> **To do**: All the entries need to be quoted exactly, apart from the pictures, which you should drop.
** start of Records supplied **
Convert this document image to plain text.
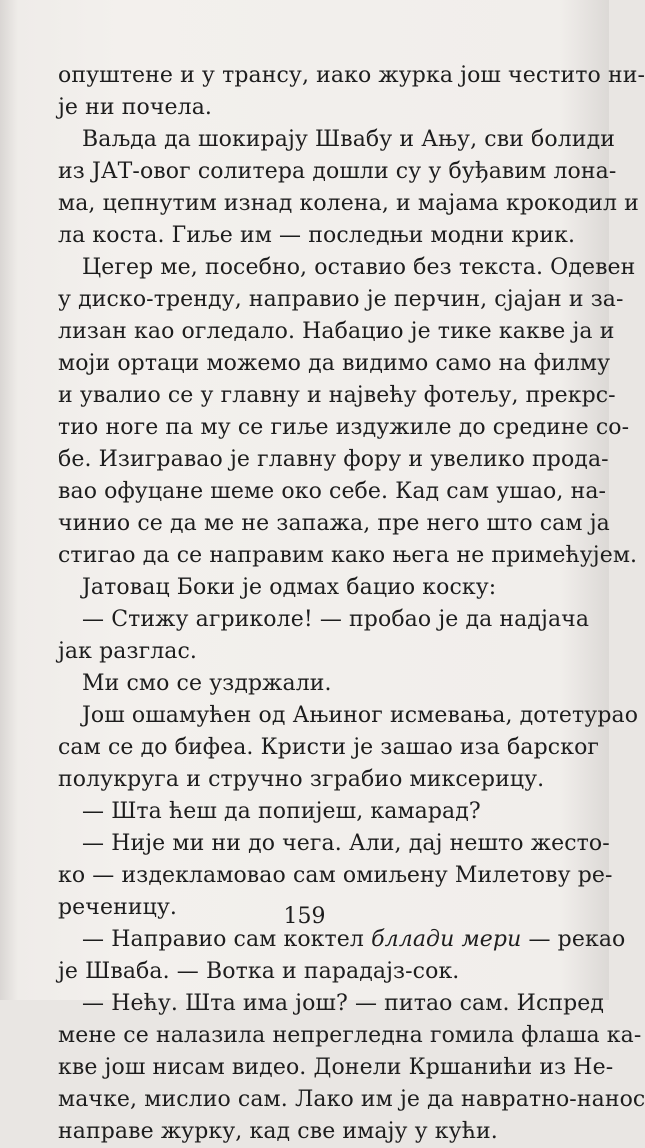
опуштене и у трансу, иако журка још честито ни-
је ни почела.
Ваљда да шокирају Швабу и Ању, сви болиди
из ЈАТ-овог солитера дошли су у буђавим лона-
ма, цепнутим изнад колена, и мајама крокодил и
ла коста. Гиље им — последњи модни крик.
Цегер ме, посебно, оставио без текста. Одевен
у диско-тренду, направио је перчин, сјајан и за-
лизан као огледало. Набацио је тике какве ја и
моји ортаци можемо да видимо само на филму
и увалио се у главну и највећу фотељу, прекрс-
тио ноге па му се гиље издужиле до средине со-
бе. Изигравао је главну фору и увелико прода-
вао офуцане шеме око себе. Кад сам ушао, на-
чинио се да ме не запажа, пре него што сам ја
стигао да се направим како њега не примећујем.
Јатовац Боки је одмах бацио коску:
— Стижу агриколе! — пробао је да надјача
јак разглас.
Ми смо се уздржали.
Још ошамућен од Ањиног исмевања, дотетурао
сам се до бифеа. Кристи је зашао иза барског
полукруга и стручно зграбио миксерицу.
— Шта ћеш да попијеш, камарад?
— Није ми ни до чега. Али, дај нешто жесто-
ко — издекламовао сам омиљену Милетову ре-
реченицу.
— Направио сам коктел бллади мери — рекао
је Шваба. — Вотка и парадајз-сок.
— Нећу. Шта има још? — питао сам. Испред
мене се налазила непрегледна гомила флаша ка-
кве још нисам видео. Донели Кршанићи из Не-
мачке, мислио сам. Лако им је да навратно-нанос
направе журку, кад све имају у кући.
159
** end of Records supplied **
> **The output**:
Convert this document image to plain text.
опуштене и у трансу, иако журка још честито ни-
је ни почела.
Ваљда да шокирају Швабу и Ању, сви болиди
из ЈАТ-овог солитера дошли су у буђавим лона-
ма, цепнутим изнад колена, и мајама крокодил и
ла коста. Гиље им — последњи модни крик.
Цегер ме, посебно, оставио без текста. Одевен
у диско-тренду, направио је перчин, сјајан и за-
лизан као огледало. Набацио је тике какве ја и
моји ортаци можемо да видимо само на филму
и увалио се у главну и највећу фотељу, прекрс-
тио ноге па му се гиље издужиле до средине со-
бе. Изигравао је главну фору и увелико прода-
вао офуцане шеме око себе. Кад сам ушао, на-
чинио се да ме не запажа, пре него што сам ја
стигао да се направим како њега не примећујем.
Јатовац Боки је одмах бацио коску:
— Стижу агриколе! — пробао је да надјача
јак разглас.
Ми смо се уздржали.
Још ошамућен од Ањиног исмевања, дотетурао
сам се до бифеа. Кристи је зашао иза барског
полукруга и стручно зграбио миксерицу.
— Шта ћеш да попијеш, камарад?
— Није ми ни до чега. Али, дај нешто жесто-
ко — издекламовао сам омиљену Милетову ре-
реченицу.
— Направио сам коктел бллади мери — рекао
је Шваба. — Вотка и парадајз-сок.
— Нећу. Шта има још? — питао сам. Испред
мене се налазила непрегледна гомила флаша ка-
кве још нисам видео. Донели Кршанићи из Не-
мачке, мислио сам. Лако им је да навратно-нанос
направе журку, кад све имају у кући.
159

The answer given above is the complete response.